▶ **TASK TO CARRY OUT**
Output each entry that follows exactly. Images stay out.

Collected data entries
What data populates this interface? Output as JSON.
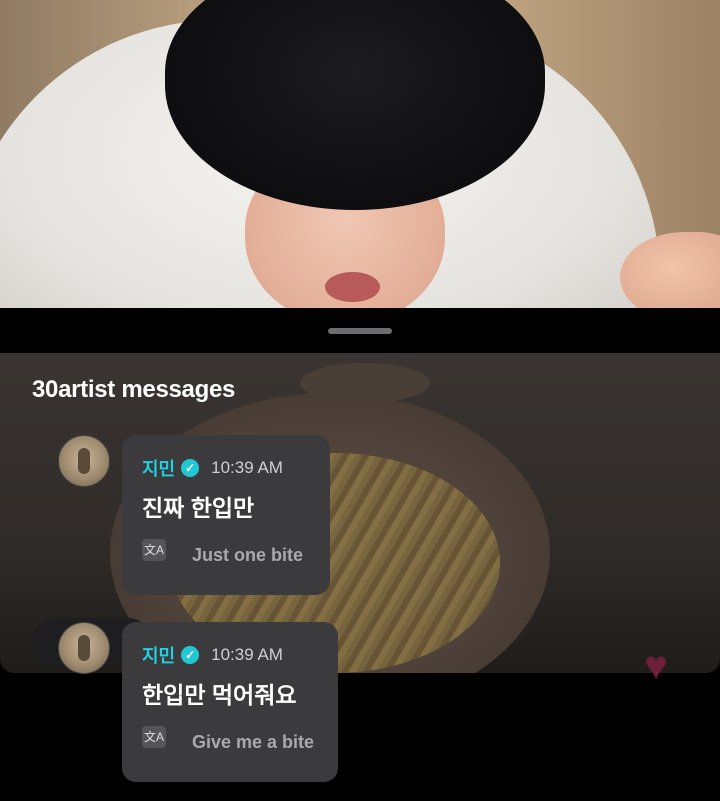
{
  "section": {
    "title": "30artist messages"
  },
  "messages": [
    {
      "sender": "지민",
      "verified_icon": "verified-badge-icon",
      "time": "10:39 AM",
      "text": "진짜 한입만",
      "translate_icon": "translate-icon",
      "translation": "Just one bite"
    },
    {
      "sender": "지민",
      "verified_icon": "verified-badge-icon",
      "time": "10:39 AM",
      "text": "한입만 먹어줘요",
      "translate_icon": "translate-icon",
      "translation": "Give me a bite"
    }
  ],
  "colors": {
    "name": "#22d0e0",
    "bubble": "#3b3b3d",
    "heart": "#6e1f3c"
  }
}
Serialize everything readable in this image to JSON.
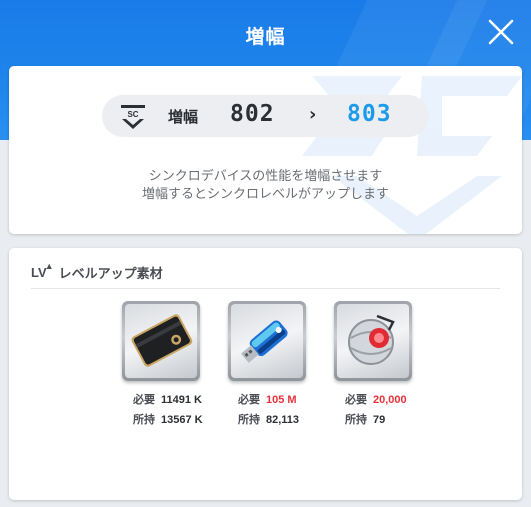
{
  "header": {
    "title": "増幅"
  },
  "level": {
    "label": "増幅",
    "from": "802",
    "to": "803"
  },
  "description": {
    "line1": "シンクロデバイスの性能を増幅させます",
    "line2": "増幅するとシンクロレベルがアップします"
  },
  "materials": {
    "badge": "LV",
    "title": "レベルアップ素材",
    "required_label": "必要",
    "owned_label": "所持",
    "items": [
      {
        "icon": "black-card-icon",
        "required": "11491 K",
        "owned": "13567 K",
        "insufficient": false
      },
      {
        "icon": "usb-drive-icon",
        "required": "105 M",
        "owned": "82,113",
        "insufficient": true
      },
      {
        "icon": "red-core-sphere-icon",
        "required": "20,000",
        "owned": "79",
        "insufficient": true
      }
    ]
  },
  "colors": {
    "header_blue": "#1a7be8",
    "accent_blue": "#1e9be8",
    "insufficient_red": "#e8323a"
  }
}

▶ **RESULT OF THIS TASK**
What data populates this interface? Output as JSON.
{
  "section": {
    "title": "30artist messages"
  },
  "messages": [
    {
      "sender": "지민",
      "verified_icon": "verified-badge-icon",
      "time": "10:39 AM",
      "text": "진짜 한입만",
      "translate_icon": "translate-icon",
      "translation": "Just one bite"
    },
    {
      "sender": "지민",
      "verified_icon": "verified-badge-icon",
      "time": "10:39 AM",
      "text": "한입만 먹어줘요",
      "translate_icon": "translate-icon",
      "translation": "Give me a bite"
    }
  ],
  "colors": {
    "name": "#22d0e0",
    "bubble": "#3b3b3d",
    "heart": "#6e1f3c"
  }
}
Serialize everything readable in this image to JSON.
{
  "header": {
    "title": "増幅"
  },
  "level": {
    "label": "増幅",
    "from": "802",
    "to": "803"
  },
  "description": {
    "line1": "シンクロデバイスの性能を増幅させます",
    "line2": "増幅するとシンクロレベルがアップします"
  },
  "materials": {
    "badge": "LV",
    "title": "レベルアップ素材",
    "required_label": "必要",
    "owned_label": "所持",
    "items": [
      {
        "icon": "black-card-icon",
        "required": "11491 K",
        "owned": "13567 K",
        "insufficient": false
      },
      {
        "icon": "usb-drive-icon",
        "required": "105 M",
        "owned": "82,113",
        "insufficient": true
      },
      {
        "icon": "red-core-sphere-icon",
        "required": "20,000",
        "owned": "79",
        "insufficient": true
      }
    ]
  },
  "colors": {
    "header_blue": "#1a7be8",
    "accent_blue": "#1e9be8",
    "insufficient_red": "#e8323a"
  }
}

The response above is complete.